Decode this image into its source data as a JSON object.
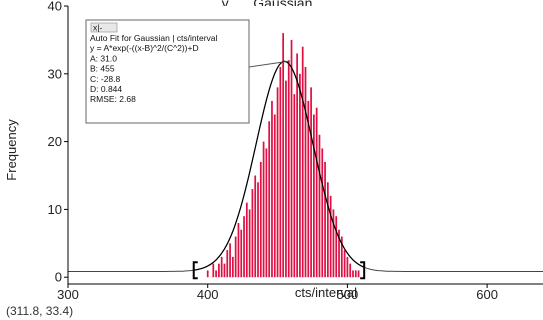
{
  "chart_data": {
    "type": "bar",
    "title_partial": "…y, … Gaussian",
    "xlabel": "cts/interval",
    "ylabel": "Frequency",
    "xlim": [
      300,
      640
    ],
    "ylim": [
      -1,
      40
    ],
    "x_ticks": [
      300,
      400,
      500,
      600
    ],
    "y_ticks": [
      0,
      10,
      20,
      30,
      40
    ],
    "grid": false,
    "bar_color": "#dd1144",
    "fit_color": "#000000",
    "bins": [
      [
        394,
        0
      ],
      [
        396,
        0
      ],
      [
        398,
        0
      ],
      [
        400,
        1
      ],
      [
        402,
        0
      ],
      [
        404,
        2
      ],
      [
        406,
        1
      ],
      [
        408,
        2
      ],
      [
        410,
        3
      ],
      [
        412,
        2
      ],
      [
        414,
        4
      ],
      [
        416,
        5
      ],
      [
        418,
        3
      ],
      [
        420,
        6
      ],
      [
        422,
        8
      ],
      [
        424,
        7
      ],
      [
        426,
        9
      ],
      [
        428,
        11
      ],
      [
        430,
        10
      ],
      [
        432,
        13
      ],
      [
        434,
        15
      ],
      [
        436,
        14
      ],
      [
        438,
        17
      ],
      [
        440,
        20
      ],
      [
        442,
        19
      ],
      [
        444,
        23
      ],
      [
        446,
        26
      ],
      [
        448,
        24
      ],
      [
        450,
        28
      ],
      [
        452,
        31
      ],
      [
        454,
        36
      ],
      [
        456,
        29
      ],
      [
        458,
        32
      ],
      [
        460,
        35
      ],
      [
        462,
        27
      ],
      [
        464,
        33
      ],
      [
        466,
        30
      ],
      [
        468,
        34
      ],
      [
        470,
        31
      ],
      [
        472,
        26
      ],
      [
        474,
        28
      ],
      [
        476,
        24
      ],
      [
        478,
        25
      ],
      [
        480,
        21
      ],
      [
        482,
        19
      ],
      [
        484,
        17
      ],
      [
        486,
        14
      ],
      [
        488,
        12
      ],
      [
        490,
        10
      ],
      [
        492,
        9
      ],
      [
        494,
        7
      ],
      [
        496,
        6
      ],
      [
        498,
        4
      ],
      [
        500,
        3
      ],
      [
        502,
        2
      ],
      [
        504,
        1
      ],
      [
        506,
        1
      ],
      [
        508,
        1
      ],
      [
        510,
        0
      ]
    ],
    "fit": {
      "A": 31.0,
      "B": 455,
      "C": -28.8,
      "D": 0.844
    },
    "selection_range": [
      390,
      512
    ],
    "annotation": {
      "close_glyph": "x|-",
      "lines": [
        "Auto Fit for  Gaussian | cts/interval",
        "y = A*exp(-((x-B)^2/(C^2))+D",
        "A: 31.0",
        "B: 455",
        "C: -28.8",
        "D: 0.844",
        "RMSE: 2.68"
      ]
    },
    "coordinate_readout": "(311.8, 33.4)"
  }
}
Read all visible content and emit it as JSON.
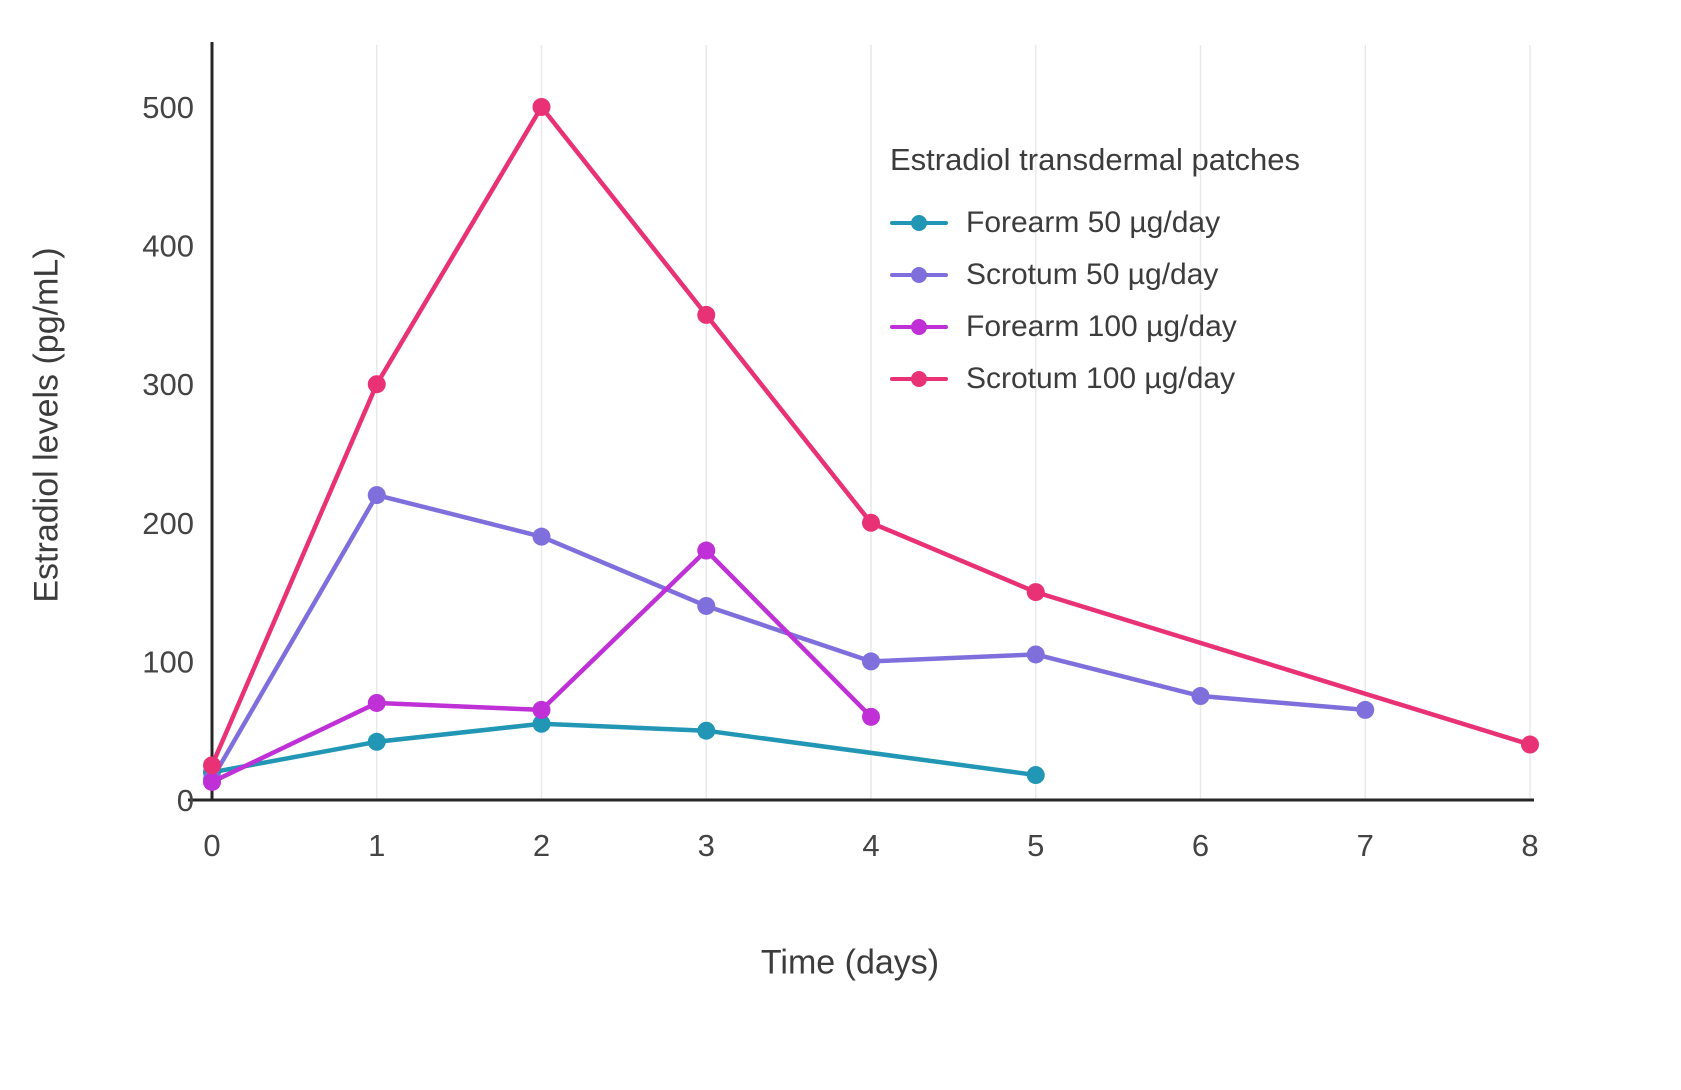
{
  "chart_data": {
    "type": "line",
    "title": "",
    "xlabel": "Time (days)",
    "ylabel": "Estradiol levels (pg/mL)",
    "xlim": [
      0,
      8
    ],
    "ylim": [
      0,
      500
    ],
    "xticks": [
      0,
      1,
      2,
      3,
      4,
      5,
      6,
      7,
      8
    ],
    "yticks": [
      0,
      100,
      200,
      300,
      400,
      500
    ],
    "grid": "vertical-light",
    "legend": {
      "title": "Estradiol transdermal patches",
      "position": "upper-right-inside"
    },
    "series": [
      {
        "name": "Forearm 50 µg/day",
        "color": "#2196b5",
        "x": [
          0,
          1,
          2,
          3,
          5
        ],
        "y": [
          20,
          42,
          55,
          50,
          18
        ]
      },
      {
        "name": "Scrotum 50 µg/day",
        "color": "#7f6fdd",
        "x": [
          0,
          1,
          2,
          3,
          4,
          5,
          6,
          7
        ],
        "y": [
          15,
          220,
          190,
          140,
          100,
          105,
          75,
          65
        ]
      },
      {
        "name": "Forearm 100 µg/day",
        "color": "#bf30d6",
        "x": [
          0,
          1,
          2,
          3,
          4
        ],
        "y": [
          13,
          70,
          65,
          180,
          60
        ]
      },
      {
        "name": "Scrotum 100 µg/day",
        "color": "#e83275",
        "x": [
          0,
          1,
          2,
          3,
          4,
          5,
          8
        ],
        "y": [
          25,
          300,
          500,
          350,
          200,
          150,
          40
        ]
      }
    ]
  }
}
= = = = = = =
Transcribe every record above exactly as written, leaving out any pictures.

OUTPUT OF THE TASK:
Decode this image into its source data as a JSON object.
{
  "chart_data": {
    "type": "bar",
    "title_partial": "…y, … Gaussian",
    "xlabel": "cts/interval",
    "ylabel": "Frequency",
    "xlim": [
      300,
      640
    ],
    "ylim": [
      -1,
      40
    ],
    "x_ticks": [
      300,
      400,
      500,
      600
    ],
    "y_ticks": [
      0,
      10,
      20,
      30,
      40
    ],
    "grid": false,
    "bar_color": "#dd1144",
    "fit_color": "#000000",
    "bins": [
      [
        394,
        0
      ],
      [
        396,
        0
      ],
      [
        398,
        0
      ],
      [
        400,
        1
      ],
      [
        402,
        0
      ],
      [
        404,
        2
      ],
      [
        406,
        1
      ],
      [
        408,
        2
      ],
      [
        410,
        3
      ],
      [
        412,
        2
      ],
      [
        414,
        4
      ],
      [
        416,
        5
      ],
      [
        418,
        3
      ],
      [
        420,
        6
      ],
      [
        422,
        8
      ],
      [
        424,
        7
      ],
      [
        426,
        9
      ],
      [
        428,
        11
      ],
      [
        430,
        10
      ],
      [
        432,
        13
      ],
      [
        434,
        15
      ],
      [
        436,
        14
      ],
      [
        438,
        17
      ],
      [
        440,
        20
      ],
      [
        442,
        19
      ],
      [
        444,
        23
      ],
      [
        446,
        26
      ],
      [
        448,
        24
      ],
      [
        450,
        28
      ],
      [
        452,
        31
      ],
      [
        454,
        36
      ],
      [
        456,
        29
      ],
      [
        458,
        32
      ],
      [
        460,
        35
      ],
      [
        462,
        27
      ],
      [
        464,
        33
      ],
      [
        466,
        30
      ],
      [
        468,
        34
      ],
      [
        470,
        31
      ],
      [
        472,
        26
      ],
      [
        474,
        28
      ],
      [
        476,
        24
      ],
      [
        478,
        25
      ],
      [
        480,
        21
      ],
      [
        482,
        19
      ],
      [
        484,
        17
      ],
      [
        486,
        14
      ],
      [
        488,
        12
      ],
      [
        490,
        10
      ],
      [
        492,
        9
      ],
      [
        494,
        7
      ],
      [
        496,
        6
      ],
      [
        498,
        4
      ],
      [
        500,
        3
      ],
      [
        502,
        2
      ],
      [
        504,
        1
      ],
      [
        506,
        1
      ],
      [
        508,
        1
      ],
      [
        510,
        0
      ]
    ],
    "fit": {
      "A": 31.0,
      "B": 455,
      "C": -28.8,
      "D": 0.844
    },
    "selection_range": [
      390,
      512
    ],
    "annotation": {
      "close_glyph": "x|-",
      "lines": [
        "Auto Fit for  Gaussian | cts/interval",
        "y = A*exp(-((x-B)^2/(C^2))+D",
        "A: 31.0",
        "B: 455",
        "C: -28.8",
        "D: 0.844",
        "RMSE: 2.68"
      ]
    },
    "coordinate_readout": "(311.8, 33.4)"
  }
}
Read all visible content and emit it as JSON.
{
  "chart_data": {
    "type": "line",
    "title": "",
    "xlabel": "Time (days)",
    "ylabel": "Estradiol levels (pg/mL)",
    "xlim": [
      0,
      8
    ],
    "ylim": [
      0,
      500
    ],
    "xticks": [
      0,
      1,
      2,
      3,
      4,
      5,
      6,
      7,
      8
    ],
    "yticks": [
      0,
      100,
      200,
      300,
      400,
      500
    ],
    "grid": "vertical-light",
    "legend": {
      "title": "Estradiol transdermal patches",
      "position": "upper-right-inside"
    },
    "series": [
      {
        "name": "Forearm 50 µg/day",
        "color": "#2196b5",
        "x": [
          0,
          1,
          2,
          3,
          5
        ],
        "y": [
          20,
          42,
          55,
          50,
          18
        ]
      },
      {
        "name": "Scrotum 50 µg/day",
        "color": "#7f6fdd",
        "x": [
          0,
          1,
          2,
          3,
          4,
          5,
          6,
          7
        ],
        "y": [
          15,
          220,
          190,
          140,
          100,
          105,
          75,
          65
        ]
      },
      {
        "name": "Forearm 100 µg/day",
        "color": "#bf30d6",
        "x": [
          0,
          1,
          2,
          3,
          4
        ],
        "y": [
          13,
          70,
          65,
          180,
          60
        ]
      },
      {
        "name": "Scrotum 100 µg/day",
        "color": "#e83275",
        "x": [
          0,
          1,
          2,
          3,
          4,
          5,
          8
        ],
        "y": [
          25,
          300,
          500,
          350,
          200,
          150,
          40
        ]
      }
    ]
  }
}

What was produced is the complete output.